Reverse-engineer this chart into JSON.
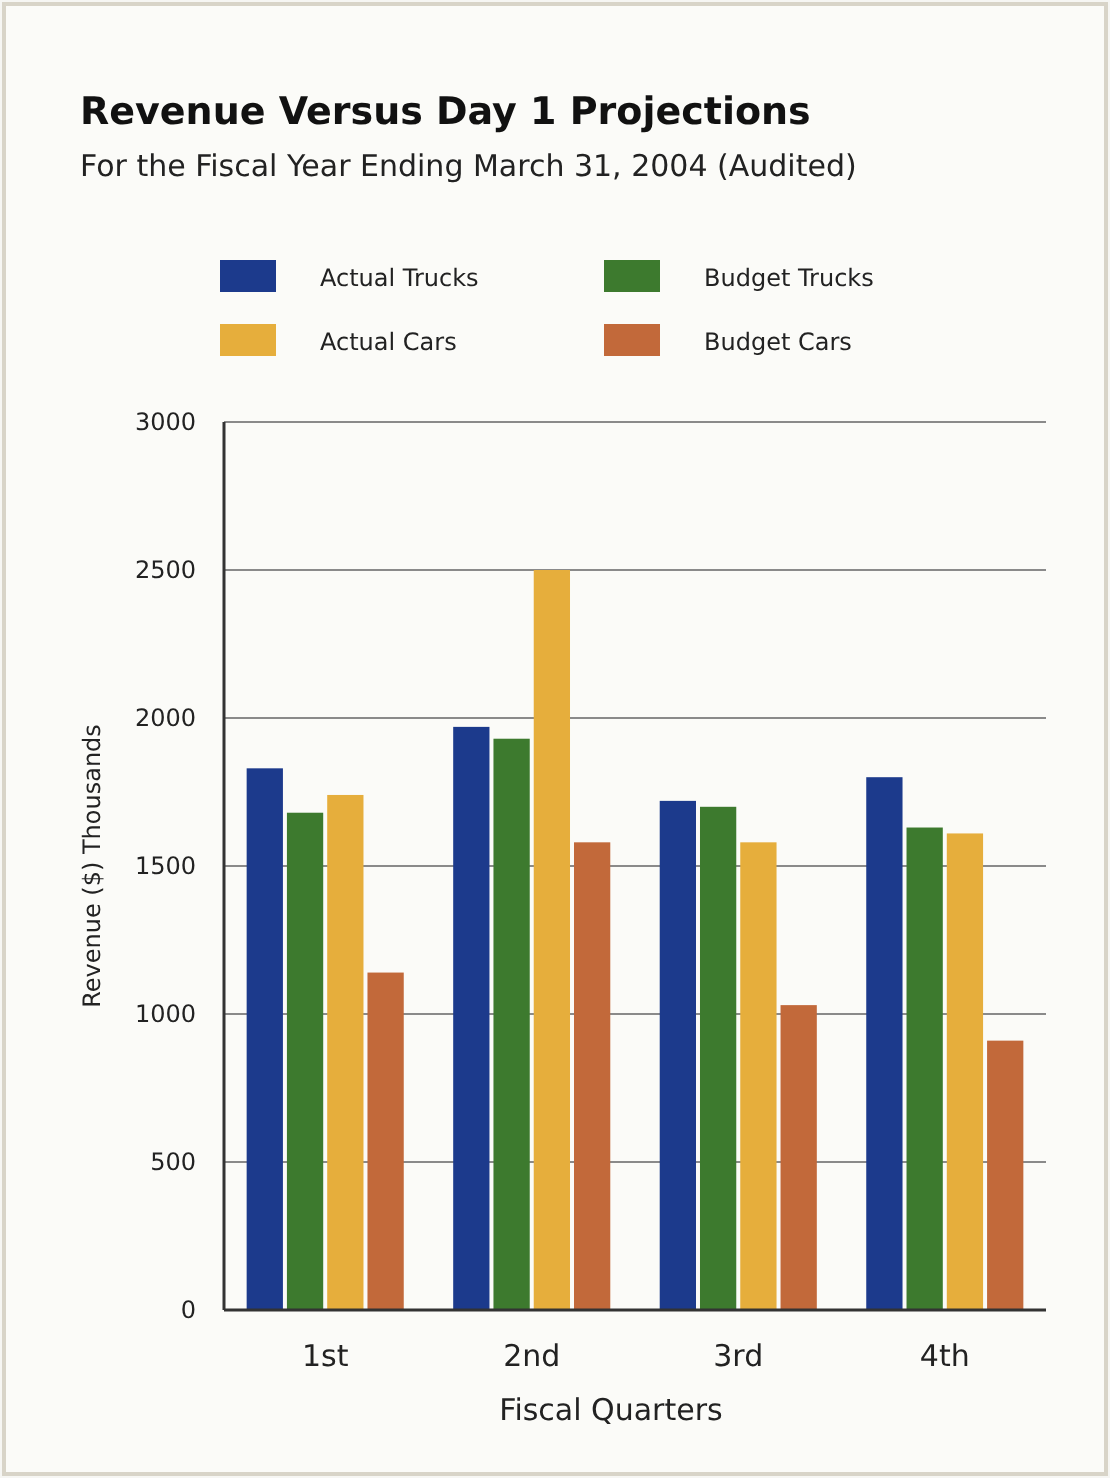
{
  "chart_data": {
    "type": "bar",
    "title": "Revenue Versus Day 1 Projections",
    "subtitle": "For the Fiscal Year Ending March 31, 2004 (Audited)",
    "xlabel": "Fiscal Quarters",
    "ylabel": "Revenue ($) Thousands",
    "categories": [
      "1st",
      "2nd",
      "3rd",
      "4th"
    ],
    "series": [
      {
        "name": "Actual Trucks",
        "color": "#1c3a8c",
        "values": [
          1830,
          1970,
          1720,
          1800
        ]
      },
      {
        "name": "Budget Trucks",
        "color": "#3d7a2e",
        "values": [
          1680,
          1930,
          1700,
          1630
        ]
      },
      {
        "name": "Actual Cars",
        "color": "#e6ae3c",
        "values": [
          1740,
          2500,
          1580,
          1610
        ]
      },
      {
        "name": "Budget Cars",
        "color": "#c2693a",
        "values": [
          1140,
          1580,
          1030,
          910
        ]
      }
    ],
    "ylim": [
      0,
      3000
    ],
    "yticks": [
      0,
      500,
      1000,
      1500,
      2000,
      2500,
      3000
    ],
    "grid": "y",
    "legend": "top left"
  }
}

▶ **What the task requires**
Say how many lines of the data include the string "color". Nothing other than the number should be given.

▶ **Exercise solution**
4